# Given exercise
Write out each line beneath this one exactly as it reads.

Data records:
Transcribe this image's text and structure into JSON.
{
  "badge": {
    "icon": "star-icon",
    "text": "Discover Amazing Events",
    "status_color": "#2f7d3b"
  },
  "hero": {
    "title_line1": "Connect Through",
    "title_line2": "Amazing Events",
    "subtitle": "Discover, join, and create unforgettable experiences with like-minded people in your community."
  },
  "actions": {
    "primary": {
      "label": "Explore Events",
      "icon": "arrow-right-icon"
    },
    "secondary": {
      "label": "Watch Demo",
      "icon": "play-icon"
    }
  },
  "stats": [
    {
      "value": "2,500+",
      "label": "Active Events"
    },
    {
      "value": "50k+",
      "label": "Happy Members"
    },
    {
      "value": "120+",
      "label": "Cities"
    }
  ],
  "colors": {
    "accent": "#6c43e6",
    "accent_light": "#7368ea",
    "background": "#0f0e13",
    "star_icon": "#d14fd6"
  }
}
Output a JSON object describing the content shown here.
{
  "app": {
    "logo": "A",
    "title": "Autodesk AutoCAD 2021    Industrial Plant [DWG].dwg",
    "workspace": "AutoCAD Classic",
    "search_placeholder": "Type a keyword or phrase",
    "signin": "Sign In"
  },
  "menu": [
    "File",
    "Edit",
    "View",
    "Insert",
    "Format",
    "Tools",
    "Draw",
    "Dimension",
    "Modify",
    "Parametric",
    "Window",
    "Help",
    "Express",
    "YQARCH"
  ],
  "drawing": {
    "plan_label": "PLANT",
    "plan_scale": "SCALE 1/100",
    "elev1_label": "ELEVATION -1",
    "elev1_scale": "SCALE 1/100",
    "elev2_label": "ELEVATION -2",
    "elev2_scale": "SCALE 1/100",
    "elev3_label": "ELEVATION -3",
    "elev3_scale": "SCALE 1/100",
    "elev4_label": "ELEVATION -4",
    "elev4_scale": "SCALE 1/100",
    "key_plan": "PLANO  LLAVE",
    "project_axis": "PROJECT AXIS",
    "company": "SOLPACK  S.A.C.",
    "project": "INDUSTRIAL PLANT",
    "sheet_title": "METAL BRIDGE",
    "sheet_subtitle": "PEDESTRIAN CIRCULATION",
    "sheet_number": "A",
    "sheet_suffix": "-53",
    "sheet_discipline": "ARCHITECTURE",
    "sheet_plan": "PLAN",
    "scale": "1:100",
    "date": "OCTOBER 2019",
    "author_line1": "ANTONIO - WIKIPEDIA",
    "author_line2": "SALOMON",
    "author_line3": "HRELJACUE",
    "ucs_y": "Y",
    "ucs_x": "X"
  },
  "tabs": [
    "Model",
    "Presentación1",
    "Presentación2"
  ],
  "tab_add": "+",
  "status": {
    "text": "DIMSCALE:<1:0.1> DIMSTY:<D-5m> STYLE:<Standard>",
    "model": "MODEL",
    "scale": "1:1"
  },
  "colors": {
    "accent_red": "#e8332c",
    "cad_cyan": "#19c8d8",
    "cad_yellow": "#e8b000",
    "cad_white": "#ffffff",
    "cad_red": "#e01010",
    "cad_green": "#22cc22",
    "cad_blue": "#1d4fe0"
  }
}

# Response below
Transcribe this image's text and structure into JSON.
{
  "badge": {
    "icon": "star-icon",
    "text": "Discover Amazing Events",
    "status_color": "#2f7d3b"
  },
  "hero": {
    "title_line1": "Connect Through",
    "title_line2": "Amazing Events",
    "subtitle": "Discover, join, and create unforgettable experiences with like-minded people in your community."
  },
  "actions": {
    "primary": {
      "label": "Explore Events",
      "icon": "arrow-right-icon"
    },
    "secondary": {
      "label": "Watch Demo",
      "icon": "play-icon"
    }
  },
  "stats": [
    {
      "value": "2,500+",
      "label": "Active Events"
    },
    {
      "value": "50k+",
      "label": "Happy Members"
    },
    {
      "value": "120+",
      "label": "Cities"
    }
  ],
  "colors": {
    "accent": "#6c43e6",
    "accent_light": "#7368ea",
    "background": "#0f0e13",
    "star_icon": "#d14fd6"
  }
}
Output a JSON object describing the content shown here.
{
  "app": {
    "logo": "A",
    "title": "Autodesk AutoCAD 2021    Industrial Plant [DWG].dwg",
    "workspace": "AutoCAD Classic",
    "search_placeholder": "Type a keyword or phrase",
    "signin": "Sign In"
  },
  "menu": [
    "File",
    "Edit",
    "View",
    "Insert",
    "Format",
    "Tools",
    "Draw",
    "Dimension",
    "Modify",
    "Parametric",
    "Window",
    "Help",
    "Express",
    "YQARCH"
  ],
  "drawing": {
    "plan_label": "PLANT",
    "plan_scale": "SCALE 1/100",
    "elev1_label": "ELEVATION -1",
    "elev1_scale": "SCALE 1/100",
    "elev2_label": "ELEVATION -2",
    "elev2_scale": "SCALE 1/100",
    "elev3_label": "ELEVATION -3",
    "elev3_scale": "SCALE 1/100",
    "elev4_label": "ELEVATION -4",
    "elev4_scale": "SCALE 1/100",
    "key_plan": "PLANO  LLAVE",
    "project_axis": "PROJECT AXIS",
    "company": "SOLPACK  S.A.C.",
    "project": "INDUSTRIAL PLANT",
    "sheet_title": "METAL BRIDGE",
    "sheet_subtitle": "PEDESTRIAN CIRCULATION",
    "sheet_number": "A",
    "sheet_suffix": "-53",
    "sheet_discipline": "ARCHITECTURE",
    "sheet_plan": "PLAN",
    "scale": "1:100",
    "date": "OCTOBER 2019",
    "author_line1": "ANTONIO - WIKIPEDIA",
    "author_line2": "SALOMON",
    "author_line3": "HRELJACUE",
    "ucs_y": "Y",
    "ucs_x": "X"
  },
  "tabs": [
    "Model",
    "Presentación1",
    "Presentación2"
  ],
  "tab_add": "+",
  "status": {
    "text": "DIMSCALE:<1:0.1> DIMSTY:<D-5m> STYLE:<Standard>",
    "model": "MODEL",
    "scale": "1:1"
  },
  "colors": {
    "accent_red": "#e8332c",
    "cad_cyan": "#19c8d8",
    "cad_yellow": "#e8b000",
    "cad_white": "#ffffff",
    "cad_red": "#e01010",
    "cad_green": "#22cc22",
    "cad_blue": "#1d4fe0"
  }
}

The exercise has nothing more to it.